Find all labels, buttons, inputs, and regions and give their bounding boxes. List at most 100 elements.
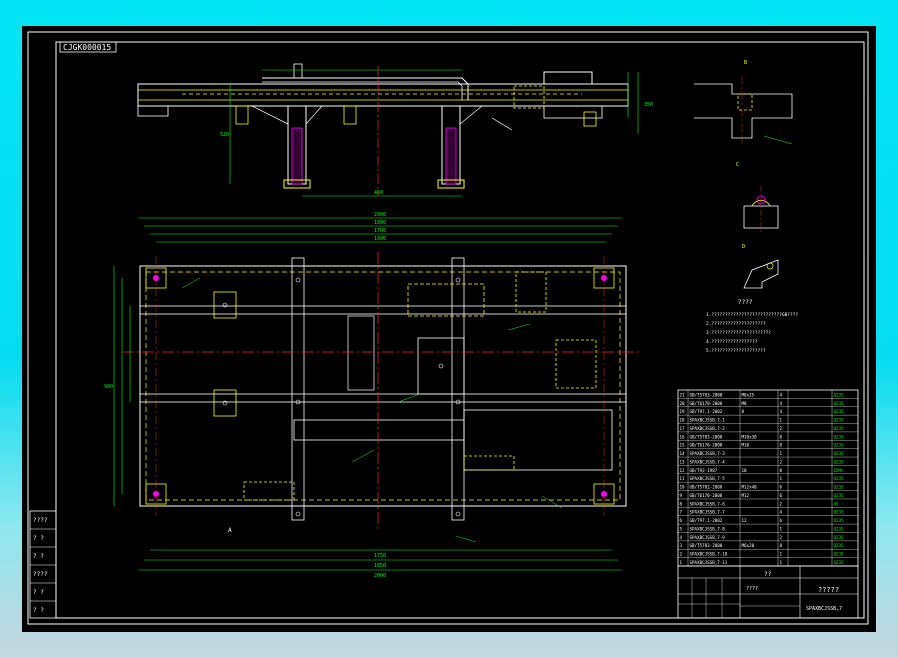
plan-view: 2000 1800 1700 1600 900 1750 1850 2000 A [104, 212, 642, 579]
bom-cell: 18 [680, 418, 686, 423]
bom-cell: 2 [780, 426, 783, 431]
left-panel-label-2: ? ? [33, 553, 44, 560]
bom-cell: Q235 [834, 459, 845, 464]
bom-cell: M10 [742, 443, 750, 448]
bom-cell: 8 [680, 501, 683, 506]
bom-cell: 2 [780, 459, 783, 464]
bom-cell: 15 [680, 443, 686, 448]
bom-cell: GB/T5782-2000 [690, 485, 723, 490]
note-line-2: 3.?????????????????????? [706, 330, 771, 336]
bom-cell: 6 [780, 493, 783, 498]
dim-plan-total: 2000 [374, 212, 386, 218]
bom-cell: 2 [780, 535, 783, 540]
bom-cell: GB/T97.1-2002 [690, 518, 723, 523]
bom-cell: 8 [780, 434, 783, 439]
bom-cell: 8 [780, 468, 783, 473]
detail-view-d: D [742, 244, 779, 289]
bom-cell: Q235 [834, 426, 845, 431]
cad-drawing-canvas: CJGK000015 ???? ? ? ? ? ???? ? ? ? ? 460… [27, 31, 869, 625]
bom-cell: 17 [680, 426, 686, 431]
detail-view-b: B [694, 60, 793, 145]
left-panel-label-4: ? ? [33, 589, 44, 596]
bom-cell: SPAXBCJSSB,7-11 [690, 560, 728, 565]
left-revision-panel: ???? ? ? ? ? ???? ? ? ? ? [29, 510, 57, 619]
bom-cell: Q235 [834, 560, 845, 565]
bom-cell: GB/T97.1-2002 [690, 409, 723, 414]
left-panel-label-3: ???? [33, 571, 48, 578]
bom-cell: 3 [680, 543, 683, 548]
bom-cell: SPAXBCJSSB,7-9 [690, 535, 726, 540]
bom-cell: 4 [780, 510, 783, 515]
left-panel-label-1: ? ? [33, 535, 44, 542]
bom-cell: SPAXBCJSSB,7-8 [690, 526, 726, 531]
bom-cell: GB/T93-1987 [690, 468, 718, 473]
dim-plan-inner-3: 1600 [374, 236, 386, 242]
bom-cell: 1 [780, 560, 783, 565]
bom-cell: 21 [680, 392, 686, 397]
detail-c-label: C [736, 162, 739, 168]
note-line-0: 1.??????????????????????????GB???? [706, 312, 798, 318]
cad-viewport[interactable]: CJGK000015 ???? ? ? ? ? ???? ? ? ? ? 460… [22, 26, 876, 632]
bom-cell: Q235 [834, 443, 845, 448]
bom-cell: 65Mn [834, 468, 845, 473]
bom-cell: M8x25 [742, 392, 755, 397]
technical-notes: ???? 1.??????????????????????????GB???? … [706, 299, 798, 354]
bom-cell: M12 [742, 493, 750, 498]
bom-cell: Q235 [834, 485, 845, 490]
dim-plan-bottom-3: 2000 [374, 573, 386, 579]
dim-front-height: 350 [644, 102, 653, 108]
note-line-1: 2.???????????????????? [706, 321, 766, 327]
bom-cell: 8 [742, 409, 745, 414]
bom-cell: GB/T6170-2000 [690, 443, 723, 448]
detail-view-c: C [736, 162, 779, 234]
bill-of-materials-table: 21 GB/T5783-2000 M8x25 4 Q23520 GB/T6170-2000… [677, 389, 859, 567]
bom-cell: GB/T6170-2000 [690, 401, 723, 406]
bom-cell: M8 [742, 401, 748, 406]
detail-d-label: D [742, 244, 745, 250]
note-line-3: 4.????????????????? [706, 339, 758, 345]
dim-plan-bottom-2: 1850 [374, 563, 386, 569]
bom-cell: SPAXBCJSSB,7-7 [690, 510, 726, 515]
bom-cell: 10 [742, 468, 748, 473]
bom-cell: 12 [680, 468, 686, 473]
bom-cell: Q235 [834, 451, 845, 456]
dim-plan-inner-1: 1800 [374, 220, 386, 226]
left-panel-label-5: ? ? [33, 607, 44, 614]
bom-cell: 2 [780, 501, 783, 506]
bom-cell: 1 [780, 451, 783, 456]
title-tag: CJGK000015 [63, 43, 111, 52]
bom-cell: Q235 [834, 476, 845, 481]
title-block: ?? ???? ????? SPAXBCJSSB,7 [677, 565, 859, 619]
bom-cell: GB/T6170-2000 [690, 493, 723, 498]
detail-b-label: B [744, 60, 747, 66]
title-name: ????? [818, 586, 839, 594]
bom-cell: 13 [680, 459, 686, 464]
bom-cell: 8 [780, 543, 783, 548]
bom-cell: SPAXBCJSSB,7-2 [690, 426, 726, 431]
bom-cell: 11 [680, 476, 686, 481]
bom-cell: GB/T5783-2000 [690, 543, 723, 548]
bom-cell: Q235 [834, 392, 845, 397]
dim-plan-height: 900 [104, 384, 113, 390]
bom-cell: SPAXBCJSSB,7-4 [690, 459, 726, 464]
bom-cell: Q235 [834, 526, 845, 531]
bom-cell: Q235 [834, 409, 845, 414]
bom-cell: SPAXBCJSSB,7-1 [690, 418, 726, 423]
note-line-4: 5.???????????????????? [706, 348, 766, 354]
bom-cell: 2 [680, 552, 683, 557]
left-panel-label-0: ???? [33, 517, 48, 524]
notes-title: ???? [738, 299, 753, 306]
bom-cell: 1 [780, 526, 783, 531]
bom-cell: 4 [680, 535, 683, 540]
bom-cell: SPAXBCJSSB,7-3 [690, 451, 726, 456]
bom-cell: Q235 [834, 535, 845, 540]
bom-cell: 6 [680, 518, 683, 523]
bom-cell: 6 [780, 485, 783, 490]
bom-cell: 10 [680, 485, 686, 490]
bom-cell: SPAXBCJSSB,7-6 [690, 501, 726, 506]
dim-plan-bottom-1: 1750 [374, 553, 386, 559]
bom-cell: 5 [680, 526, 683, 531]
bom-cell: 16 [680, 434, 686, 439]
bom-cell: 45 [834, 501, 840, 506]
bom-cell: Q235 [834, 493, 845, 498]
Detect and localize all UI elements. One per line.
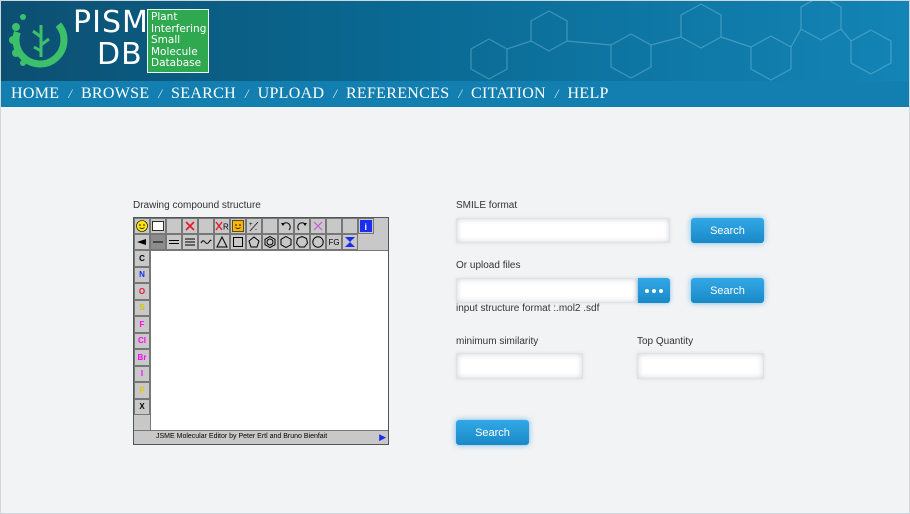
logo-tagline-box: Plant Interfering Small Molecule Databas… [147, 9, 209, 73]
tagline-line: Small [151, 34, 181, 46]
delete-rgroup-icon[interactable]: R [214, 218, 230, 234]
tagline-line: Database [151, 57, 202, 69]
double-bond-icon[interactable] [166, 234, 182, 250]
benzene-icon[interactable] [262, 234, 278, 250]
tagline-line: Plant [151, 11, 178, 23]
drawing-canvas[interactable] [150, 250, 388, 430]
blank-tool[interactable] [326, 218, 342, 234]
quantity-input[interactable] [637, 353, 764, 379]
atom-button[interactable]: I [134, 365, 150, 382]
wedge-bond-icon[interactable] [134, 234, 150, 250]
main-nav: HOME / BROWSE / SEARCH / UPLOAD / REFERENCES… [1, 81, 909, 107]
atom-button[interactable]: P [134, 382, 150, 399]
browse-file-button[interactable] [638, 278, 670, 303]
ring5-icon[interactable] [246, 234, 262, 250]
atom-button[interactable]: F [134, 316, 150, 333]
logo-line-2: DB [97, 37, 143, 72]
upload-search-button[interactable]: Search [691, 278, 764, 303]
svg-text:i: i [365, 222, 368, 232]
dot-icon [645, 288, 649, 293]
delete-icon[interactable] [182, 218, 198, 234]
editor-footer: JSME Molecular Editor by Peter Ertl and … [134, 430, 388, 444]
smile-input[interactable] [456, 218, 670, 243]
undo-icon[interactable] [278, 218, 294, 234]
chain-icon[interactable] [198, 234, 214, 250]
smiley-icon[interactable] [134, 218, 150, 234]
similarity-label: minimum similarity [456, 336, 539, 347]
redo-icon[interactable] [294, 218, 310, 234]
functional-group-button[interactable]: FG [326, 234, 342, 250]
ring3-icon[interactable] [214, 234, 230, 250]
editor-title: Drawing compound structure [133, 200, 261, 211]
charge-icon[interactable]: + - [246, 218, 262, 234]
page-frame: PISM DB Plant Interfering Small Molecule… [0, 0, 910, 514]
upload-format-note: input structure format :.mol2 .sdf [456, 303, 600, 314]
blank-tool[interactable] [198, 218, 214, 234]
atom-button[interactable]: Cl [134, 332, 150, 349]
atom-button[interactable]: O [134, 283, 150, 300]
molecule-hexagon-decoration [470, 1, 892, 81]
nav-citation[interactable]: CITATION [471, 85, 546, 103]
nav-references[interactable]: REFERENCES [346, 85, 449, 103]
info-icon[interactable]: i [358, 218, 374, 234]
nav-help[interactable]: HELP [568, 85, 609, 103]
svg-text:+: + [249, 222, 253, 228]
blank-tool[interactable] [262, 218, 278, 234]
atom-palette: C N O S F Cl Br I P X [134, 250, 150, 415]
smile-label: SMILE format [456, 200, 518, 211]
dot-icon [652, 288, 656, 293]
play-arrow-icon[interactable]: ▶ [379, 432, 386, 443]
ring6-icon[interactable] [278, 234, 294, 250]
logo-line-1: PISM [73, 5, 149, 40]
nav-upload[interactable]: UPLOAD [258, 85, 325, 103]
svg-text:-: - [255, 227, 257, 232]
nav-separator: / [68, 86, 72, 101]
editor-credit: JSME Molecular Editor by Peter Ertl and … [156, 433, 328, 440]
ring4-icon[interactable] [230, 234, 246, 250]
blank-tool[interactable] [342, 218, 358, 234]
main-search-button[interactable]: Search [456, 420, 529, 445]
atom-button[interactable]: S [134, 299, 150, 316]
nav-home[interactable]: HOME [11, 85, 59, 103]
nav-separator: / [554, 86, 559, 101]
single-bond-icon[interactable] [150, 234, 166, 250]
upload-file-field[interactable] [456, 278, 638, 303]
similarity-input[interactable] [456, 353, 583, 379]
plant-logo-icon [9, 12, 68, 68]
nav-separator: / [158, 86, 163, 101]
logo-wordmark: PISM DB [73, 5, 148, 75]
nav-browse[interactable]: BROWSE [81, 85, 149, 103]
nav-separator: / [333, 86, 337, 101]
blank-tool[interactable] [166, 218, 182, 234]
query-smiley-icon[interactable] [230, 218, 246, 234]
atom-button[interactable]: N [134, 266, 150, 283]
atom-button[interactable]: X [134, 398, 150, 415]
upload-label: Or upload files [456, 260, 521, 271]
atom-button[interactable]: Br [134, 349, 150, 366]
quantity-label: Top Quantity [637, 336, 694, 347]
nav-separator: / [458, 86, 463, 101]
ring7-icon[interactable] [294, 234, 310, 250]
clear-icon[interactable] [310, 218, 326, 234]
dot-icon [659, 288, 663, 293]
svg-text:R: R [223, 223, 229, 232]
nav-search[interactable]: SEARCH [171, 85, 236, 103]
editor-toolbar-bonds: FG [134, 234, 358, 250]
nav-separator: / [244, 86, 249, 101]
jsme-molecular-editor[interactable]: R + - i FG C N O S F Cl Br I P X JSME Mo… [133, 217, 389, 445]
editor-toolbar-top: R + - i [134, 218, 374, 234]
ring8-icon[interactable] [310, 234, 326, 250]
smile-search-button[interactable]: Search [691, 218, 764, 243]
atom-button[interactable]: C [134, 250, 150, 267]
triple-bond-icon[interactable] [182, 234, 198, 250]
site-header: PISM DB Plant Interfering Small Molecule… [1, 1, 909, 81]
flip-icon[interactable] [342, 234, 358, 250]
new-document-icon[interactable] [150, 218, 166, 234]
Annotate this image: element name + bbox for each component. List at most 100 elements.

———

# What the task requires
Please write out the lines from the line containing "logo-tagline-box: Plant Interfering" through the line containing "charge-icon[interactable]: + - [246, 218, 262, 234]", character for character, both ends included.

# Reply
logo-tagline-box: Plant Interfering Small Molecule Databas… [147, 9, 209, 73]
tagline-line: Small [151, 34, 181, 46]
delete-rgroup-icon[interactable]: R [214, 218, 230, 234]
tagline-line: Database [151, 57, 202, 69]
double-bond-icon[interactable] [166, 234, 182, 250]
benzene-icon[interactable] [262, 234, 278, 250]
tagline-line: Plant [151, 11, 178, 23]
drawing-canvas[interactable] [150, 250, 388, 430]
blank-tool[interactable] [326, 218, 342, 234]
quantity-input[interactable] [637, 353, 764, 379]
atom-button[interactable]: I [134, 365, 150, 382]
wedge-bond-icon[interactable] [134, 234, 150, 250]
main-nav: HOME / BROWSE / SEARCH / UPLOAD / REFERENCES… [1, 81, 909, 107]
atom-button[interactable]: P [134, 382, 150, 399]
browse-file-button[interactable] [638, 278, 670, 303]
ring5-icon[interactable] [246, 234, 262, 250]
atom-button[interactable]: F [134, 316, 150, 333]
logo-line-2: DB [97, 37, 143, 72]
upload-search-button[interactable]: Search [691, 278, 764, 303]
svg-text:i: i [365, 222, 368, 232]
dot-icon [645, 288, 649, 293]
delete-icon[interactable] [182, 218, 198, 234]
editor-footer: JSME Molecular Editor by Peter Ertl and … [134, 430, 388, 444]
smile-input[interactable] [456, 218, 670, 243]
undo-icon[interactable] [278, 218, 294, 234]
chain-icon[interactable] [198, 234, 214, 250]
smiley-icon[interactable] [134, 218, 150, 234]
similarity-label: minimum similarity [456, 336, 539, 347]
redo-icon[interactable] [294, 218, 310, 234]
functional-group-button[interactable]: FG [326, 234, 342, 250]
ring3-icon[interactable] [214, 234, 230, 250]
editor-title: Drawing compound structure [133, 200, 261, 211]
charge-icon[interactable]: + - [246, 218, 262, 234]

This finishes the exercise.